Selected passage »
How to Test Your Netflix Streaming Speed - nehap429
http://www.wired.com/2014/06/netflix-streaming-test
======
higherpurpose
> Within a few seconds, my Netflix stream _topped out_ at 3000 Kbps (3 Mbps)
> and a resolution of 1280 x 720.

This confirms my suspicion which I mentioned in a previous comment in another
thread:

> I think Netflix has a weird way of measuring bandwidth, unlike say the way
> Speedtest.net would do it. I've noticed this before when they compared
> Google Fiber to something like Comcast, and Google Fiber won [1], but was
> only slightly better, so I was thinking "that can't be right - Google's
> fiber is 50x faster. So why isn't that being shown here?" I think Netflix
> just shows what's the "maximum" speed needed to deliver their service. It
> doesn't actually measure the speed of that ISP's connection. So all they
> care about in their test is whether the ISP meets that ~3 Mbps they need for
> a perfect Netflix streaming.

Element box records
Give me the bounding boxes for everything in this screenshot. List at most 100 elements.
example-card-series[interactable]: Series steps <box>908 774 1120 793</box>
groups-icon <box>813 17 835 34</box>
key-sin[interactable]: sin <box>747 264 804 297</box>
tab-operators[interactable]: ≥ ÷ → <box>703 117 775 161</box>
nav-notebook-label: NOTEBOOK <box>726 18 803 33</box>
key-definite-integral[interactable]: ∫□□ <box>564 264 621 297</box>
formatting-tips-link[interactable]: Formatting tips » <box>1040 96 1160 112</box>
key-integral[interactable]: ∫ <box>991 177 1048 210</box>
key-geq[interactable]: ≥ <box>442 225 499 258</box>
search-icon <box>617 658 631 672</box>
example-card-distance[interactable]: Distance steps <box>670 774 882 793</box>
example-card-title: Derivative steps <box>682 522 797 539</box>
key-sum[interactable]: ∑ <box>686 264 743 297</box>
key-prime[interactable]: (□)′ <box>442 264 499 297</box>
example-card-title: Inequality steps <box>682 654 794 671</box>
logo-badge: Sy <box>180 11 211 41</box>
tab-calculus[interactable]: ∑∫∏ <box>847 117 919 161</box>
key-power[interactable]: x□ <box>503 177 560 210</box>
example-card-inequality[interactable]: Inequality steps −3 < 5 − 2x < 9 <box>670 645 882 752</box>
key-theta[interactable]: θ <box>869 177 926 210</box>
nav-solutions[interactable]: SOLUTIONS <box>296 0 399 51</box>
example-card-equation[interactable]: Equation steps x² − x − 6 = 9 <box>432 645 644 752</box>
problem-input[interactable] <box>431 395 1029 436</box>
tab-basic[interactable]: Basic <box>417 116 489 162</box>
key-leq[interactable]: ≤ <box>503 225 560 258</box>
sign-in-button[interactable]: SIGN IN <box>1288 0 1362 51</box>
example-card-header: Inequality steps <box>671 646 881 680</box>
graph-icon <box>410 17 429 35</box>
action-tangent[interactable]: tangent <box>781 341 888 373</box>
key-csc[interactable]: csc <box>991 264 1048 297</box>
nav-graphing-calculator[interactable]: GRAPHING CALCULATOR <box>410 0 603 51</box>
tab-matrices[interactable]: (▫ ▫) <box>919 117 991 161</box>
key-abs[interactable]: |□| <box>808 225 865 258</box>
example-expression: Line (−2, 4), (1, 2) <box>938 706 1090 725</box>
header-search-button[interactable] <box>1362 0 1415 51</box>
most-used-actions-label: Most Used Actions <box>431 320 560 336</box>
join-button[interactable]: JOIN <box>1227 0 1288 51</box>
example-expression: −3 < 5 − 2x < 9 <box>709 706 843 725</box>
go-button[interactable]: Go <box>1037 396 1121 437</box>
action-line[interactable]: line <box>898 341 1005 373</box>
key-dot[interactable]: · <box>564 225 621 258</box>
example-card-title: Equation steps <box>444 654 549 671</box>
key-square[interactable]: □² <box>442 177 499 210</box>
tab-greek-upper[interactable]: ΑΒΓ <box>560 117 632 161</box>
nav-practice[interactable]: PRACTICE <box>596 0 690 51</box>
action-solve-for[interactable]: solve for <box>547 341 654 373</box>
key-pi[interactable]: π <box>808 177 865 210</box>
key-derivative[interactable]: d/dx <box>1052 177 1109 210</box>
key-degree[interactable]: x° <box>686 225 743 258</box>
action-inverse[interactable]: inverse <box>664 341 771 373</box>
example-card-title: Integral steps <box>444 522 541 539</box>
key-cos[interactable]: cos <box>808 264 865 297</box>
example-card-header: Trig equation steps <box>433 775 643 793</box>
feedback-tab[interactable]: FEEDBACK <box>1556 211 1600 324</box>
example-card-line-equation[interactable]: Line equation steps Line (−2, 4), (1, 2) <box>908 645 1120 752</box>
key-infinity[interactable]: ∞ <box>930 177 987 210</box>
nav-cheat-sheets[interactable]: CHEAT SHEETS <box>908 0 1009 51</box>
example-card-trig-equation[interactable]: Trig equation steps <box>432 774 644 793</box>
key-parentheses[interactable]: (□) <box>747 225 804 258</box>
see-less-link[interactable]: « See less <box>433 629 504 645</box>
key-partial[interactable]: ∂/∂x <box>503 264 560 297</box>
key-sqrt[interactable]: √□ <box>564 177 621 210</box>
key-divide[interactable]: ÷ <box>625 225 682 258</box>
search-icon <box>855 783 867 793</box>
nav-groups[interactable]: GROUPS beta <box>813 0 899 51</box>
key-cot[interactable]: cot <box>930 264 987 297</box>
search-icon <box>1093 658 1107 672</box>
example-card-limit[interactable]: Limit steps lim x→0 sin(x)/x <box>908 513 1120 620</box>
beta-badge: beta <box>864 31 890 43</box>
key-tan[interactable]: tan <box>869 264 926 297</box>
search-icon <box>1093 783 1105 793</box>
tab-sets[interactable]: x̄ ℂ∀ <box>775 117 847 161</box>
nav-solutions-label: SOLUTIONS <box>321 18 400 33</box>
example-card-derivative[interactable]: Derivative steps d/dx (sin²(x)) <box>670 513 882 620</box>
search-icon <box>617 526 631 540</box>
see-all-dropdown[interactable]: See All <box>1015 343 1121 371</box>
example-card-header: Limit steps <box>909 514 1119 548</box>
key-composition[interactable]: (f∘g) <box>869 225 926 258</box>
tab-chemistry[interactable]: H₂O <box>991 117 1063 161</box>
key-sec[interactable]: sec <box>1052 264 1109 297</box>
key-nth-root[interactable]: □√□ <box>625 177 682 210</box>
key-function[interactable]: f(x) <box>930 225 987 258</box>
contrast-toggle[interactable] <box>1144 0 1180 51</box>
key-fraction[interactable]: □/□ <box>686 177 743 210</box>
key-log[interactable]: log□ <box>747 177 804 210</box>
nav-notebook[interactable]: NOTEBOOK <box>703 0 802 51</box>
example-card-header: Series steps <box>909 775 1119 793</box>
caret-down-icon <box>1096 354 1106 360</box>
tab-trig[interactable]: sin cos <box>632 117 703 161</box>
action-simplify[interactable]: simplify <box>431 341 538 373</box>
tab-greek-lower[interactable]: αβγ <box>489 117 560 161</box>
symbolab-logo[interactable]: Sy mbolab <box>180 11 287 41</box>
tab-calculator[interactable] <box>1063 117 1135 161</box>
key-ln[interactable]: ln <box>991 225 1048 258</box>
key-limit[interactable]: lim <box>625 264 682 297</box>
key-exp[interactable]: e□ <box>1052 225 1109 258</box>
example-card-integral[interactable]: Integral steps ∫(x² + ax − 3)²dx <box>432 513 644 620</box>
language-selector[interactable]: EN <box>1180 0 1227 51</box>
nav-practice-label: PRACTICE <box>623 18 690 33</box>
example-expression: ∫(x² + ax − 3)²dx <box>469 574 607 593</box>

Instructions for the task »
Answer these about the Netflix streaming thread:
(a) What resolution did the stream reach when it topped out at 3000 Kbps?
(b) Which two providers does the earlier comment say Netflix compared?
(c) About how many Mbps does the commenter say Netflix needs for perfect streaming?

Solution for this problem »
(a) 1280 x 720
(b) Google Fiber and Comcast
(c) About 3 Mbps